Reading passage:
......

## The wizard’s rational puzzle (mind your p’s and q’s!)

You have been abducted by a sadistic math wizard (don’t you hate it when that happens?). He ushers you into a plain but cozy-looking room, with a hardwood floor, a few exotic-looking rugs, and wood paneling on the walls.

He hands you a small polished metal cube. “Inside this cube”, he explains, “is a positive rational number. If you can correctly tell me its numerator and denominator in lowest terms, I will let you go free. If you guess wrong, though…” He pauses to indulge in an evil chuckle. “Let’s just say that my sharks are hoping you will fail.” He strides out and slams the door behind him. Of course you try to open the cube, but you can’t find any way to do it: you don’t see any hinges, or a lid, or even any kind of seam at all, just smooth metal. You try throwing it on the floor to see if it will shatter, but you only succeed in denting the floor. You next try the door, but of course it is locked, and seems extremely solid.

You sigh and start to look around the room. There are no windows, but you quickly notice that a few of the wooden panels have various holes, knobs, and inscriptions on them. You go to examine them more closely.

On the west wall is a panel labelled “RECIPROCATOR”. To one side there is a square hole labelled with the letter $x$; next to it is another hole labelled $1/x$. The holes look like they might be just about the same size as the metal cube, so you hold your cube up next to the hole labelled $x$ to compare their sizes. Suddenly, with a whirring sound, something starts to pull the cube out of your hand, into the hole; you desperately try to hang on, but the mechanism is too strong. You experience a brief moment of panic as the cube slips from your fingers, but instead of disappearing, it stops as soon as it is flush with the panel. There are more whirring sounds from inside the wall, and a few moments later, your cube slowly emerges from the hole again, along with new cube from the hole labelled $1/x$. They look identical; you are extremely glad at this moment of the decision you made, eleven years ago, to carry a permanent marker in your pocket at all times Just In Case. You carefully label the original cube and the new cube so you will not get them mixed up, since you are starting to get the feeling that you might end up with a lot of these.

On the north wall is a panel labelled “ARITHMETIZER”. There are three square holes: one labelled $x$, one labelled $y$, and one labelled $x + y$. However, you notice a little knob below the $+$ symbol; by turning it you are able to change the $+$ into $-$ or $\times$. You turn it back to $+$ and, sure enough, when you put your two cubes next to the holes labelled $x$ and $y$, they are sucked into the machine briefly, and after some whirring sounds they spit back out, along with a third cube (which you carefully label) ejected from the third hole.

The east wall has no panels, but it does have a window with a stunning view of the forest you were hiking in just a few hours ago. You realize, belatedly, that the stories that crazy old man at the lodge told about the “haunted math forest” may have had some truth to them after all.

On the south wall is a panel labelled “COMPARATOR”, with two holes labelled $x$ and $y$. To the right of those holes, under a blank space on the panel, is a label that reads $x < y$. You try putting in your original cube and the one that came out of the ARITHMETIZER. After the usual whirring, part of the panel over the label $x < y$ slides open for a few seconds, revealing a giant letter T. You swap the two cubes and put them back in, and sure enough, this time the panel slides open to reveal a giant letter F.

......

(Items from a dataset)

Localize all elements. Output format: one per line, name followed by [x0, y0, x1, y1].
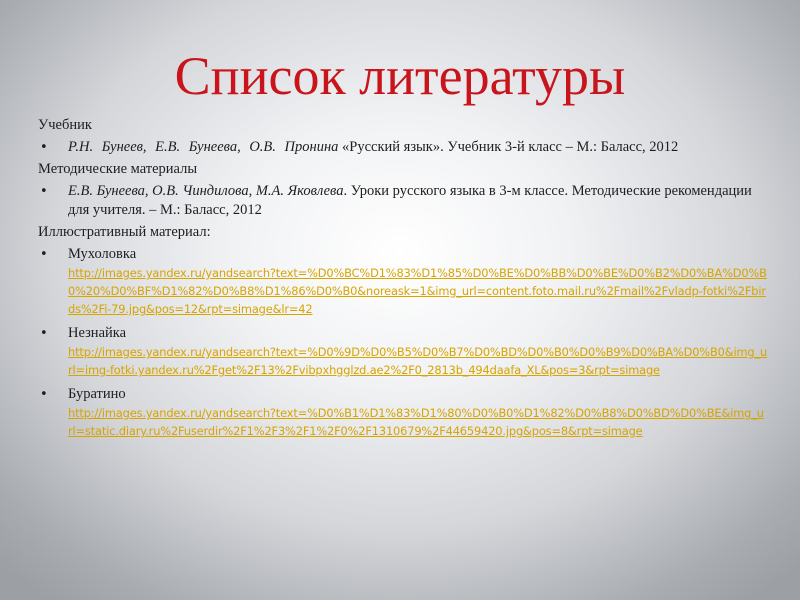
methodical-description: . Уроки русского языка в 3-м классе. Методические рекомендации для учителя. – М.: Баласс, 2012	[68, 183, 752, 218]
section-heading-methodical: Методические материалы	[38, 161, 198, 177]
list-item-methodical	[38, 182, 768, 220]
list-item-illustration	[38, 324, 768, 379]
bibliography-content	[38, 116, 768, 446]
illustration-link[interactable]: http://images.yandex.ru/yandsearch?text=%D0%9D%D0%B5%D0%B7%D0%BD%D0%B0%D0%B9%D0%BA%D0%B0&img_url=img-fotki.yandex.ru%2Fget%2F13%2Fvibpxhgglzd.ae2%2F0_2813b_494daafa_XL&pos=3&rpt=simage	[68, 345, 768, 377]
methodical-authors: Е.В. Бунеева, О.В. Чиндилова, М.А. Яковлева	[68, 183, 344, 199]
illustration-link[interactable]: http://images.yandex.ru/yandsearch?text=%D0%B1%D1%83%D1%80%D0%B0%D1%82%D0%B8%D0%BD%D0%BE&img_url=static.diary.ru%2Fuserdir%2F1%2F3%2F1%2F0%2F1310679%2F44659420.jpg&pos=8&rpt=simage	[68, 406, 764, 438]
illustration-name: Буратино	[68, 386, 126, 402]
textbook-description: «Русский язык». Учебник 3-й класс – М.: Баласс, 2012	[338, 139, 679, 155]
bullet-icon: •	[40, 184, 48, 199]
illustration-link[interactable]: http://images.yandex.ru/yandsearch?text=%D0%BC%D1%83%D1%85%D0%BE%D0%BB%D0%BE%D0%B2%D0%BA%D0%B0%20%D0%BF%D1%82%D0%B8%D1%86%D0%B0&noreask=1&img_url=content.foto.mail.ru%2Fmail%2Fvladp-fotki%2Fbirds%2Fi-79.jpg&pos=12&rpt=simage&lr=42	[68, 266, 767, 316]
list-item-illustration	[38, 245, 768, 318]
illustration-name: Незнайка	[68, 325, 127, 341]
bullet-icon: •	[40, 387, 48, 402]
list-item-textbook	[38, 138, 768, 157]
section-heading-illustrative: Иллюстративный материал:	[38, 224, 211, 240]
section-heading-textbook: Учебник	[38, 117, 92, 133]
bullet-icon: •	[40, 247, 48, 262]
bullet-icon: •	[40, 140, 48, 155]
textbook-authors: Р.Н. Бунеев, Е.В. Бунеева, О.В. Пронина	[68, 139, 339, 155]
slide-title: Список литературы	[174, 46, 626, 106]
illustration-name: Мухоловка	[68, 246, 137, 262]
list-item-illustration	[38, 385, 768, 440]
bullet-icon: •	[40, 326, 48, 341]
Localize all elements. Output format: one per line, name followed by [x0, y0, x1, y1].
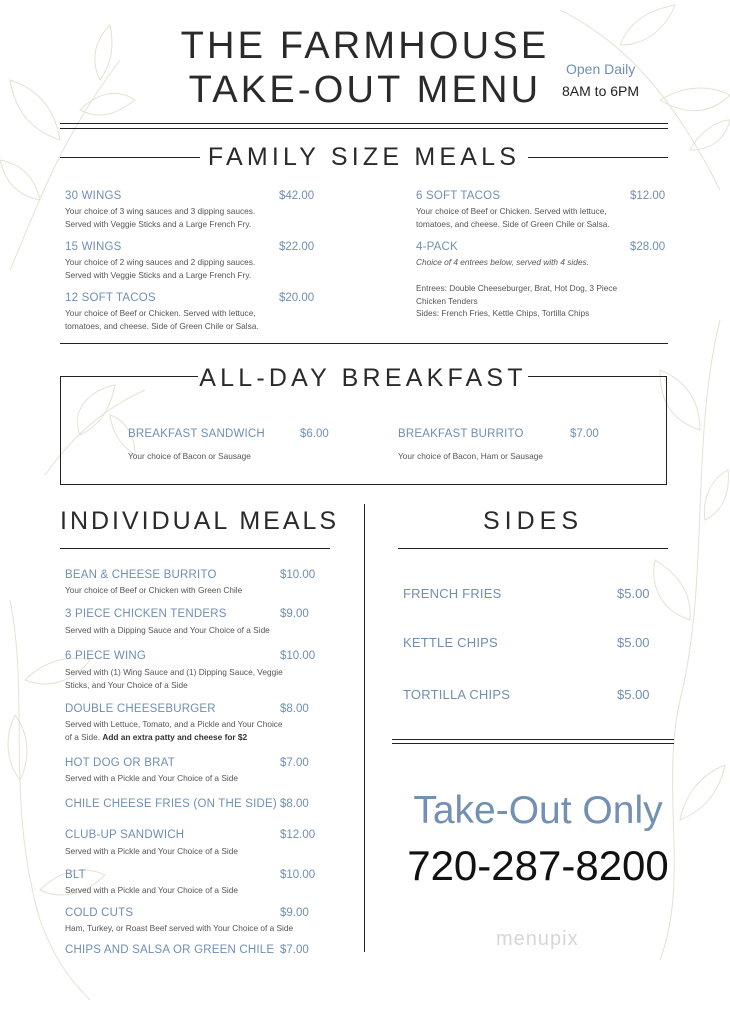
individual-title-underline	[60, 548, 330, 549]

......

Stated task:
Answer these questions using the puzzle text:
1. What is the panel on the west wall labelled?
2. Besides plus, what two symbols can the knob on the ARITHMETIZER produce?
3. Which letter did the COMPARATOR show after the two cubes were swapped?
These records come from a separate source, not from the puzzle text.

Solution to the exercise:
1. RECIPROCATOR
2. Minus and times
3. F